:: Excerto do texto

No caso em apreço, resulta da decisão de reenvio que, durante os seus períodos de pausa, XR não era substituído no seu posto de trabalho e estava equipado com um recetor que lhe permitia ser avisado no caso de dever interromper a sua pausa para uma saída repentina devido a uma chamada de emergência. Daqui decorre que o recorrente no processo principal estava sujeito, durante as suas pausas, a um regime de prevenção, termo que se refere, genericamente, a todos os períodos durante os quais o trabalhador está à disposição da sua entidade patronal a fim de poder assegurar uma prestação de trabalho a pedido desta última [v., neste sentido, Acórdão de 9 de março de 2021, Radiotelevizija Slovenija (Período de disponibilidade contínua num local remoto), C‑344/19, EU:C:2021:182, n.o 2].

28

Há que recordar, a este respeito, que os conceitos de «tempo de trabalho» e de «período de descanso» se excluem mutuamente. O período de prevenção de um trabalhador deve, portanto, ser qualificado de «tempo de trabalho» ou de «período de descanso» para efeitos da aplicação da Diretiva 2003/88, uma vez que esta última não prevê uma categoria intermédia [v., neste sentido, Acórdão de 9 de março de 2021, Radiotelevizija Slovenija (Período de disponibilidade contínua num local remoto), C‑344/19, EU:C:2021:182, n.o 29 e jurisprudência referida].

::::
:: Dados fornecidos

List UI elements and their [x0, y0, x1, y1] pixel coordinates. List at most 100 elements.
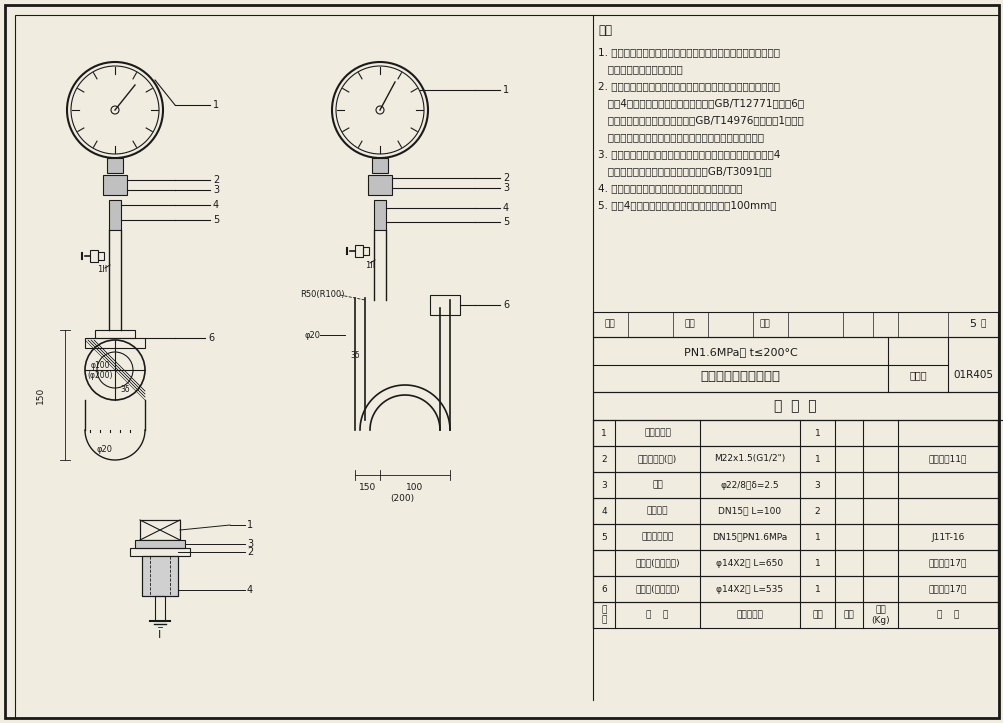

::::

(Requisitos do exercício)
1. Indique se cada afirmação concorda com o excerto sobre o tempo de trabalho, acima, respondendo sim ou não e citando as palavras decisivas do excerto: (a) Durante as pausas, XR era substituído no seu posto de trabalho. (b) A Diretiva 2003/88 prevê uma categoria intermédia entre tempo de trabalho e período de descanso. (c) Os conceitos de «tempo de trabalho» e de «período de descanso» excluem-se mutuamente.
2. Reproduza a passagem do excerto sobre o tempo de trabalho que começa nas palavras "No caso em apreço, resulta" e termina após as palavras "C‑344/19, EU:C:2021:182, n.o 2].".

(Respostas completas)
1.
(a) Não: «XR não era substituído no seu posto de trabalho».
(b) Não: «esta última não prevê uma categoria intermédia».
(c) Sim: «os conceitos de «tempo de trabalho» e de «período de descanso» se excluem mutuamente».

2.
No caso em apreço, resulta da decisão de reenvio que, durante os seus períodos de pausa, XR não era substituído no seu posto de trabalho e estava equipado com um recetor que lhe permitia ser avisado no caso de dever interromper a sua pausa para uma saída repentina devido a uma chamada de emergência. Daqui decorre que o recorrente no processo principal estava sujeito, durante as suas pausas, a um regime de prevenção, termo que se refere, genericamente, a todos os períodos durante os quais o trabalhador está à disposição da sua entidade patronal a fim de poder assegurar uma prestação de trabalho a pedido desta última [v., neste sentido, Acórdão de 9 de março de 2021, Radiotelevizija Slovenija (Período de disponibilidade contínua num local remoto), C‑344/19, EU:C:2021:182, n.o 2].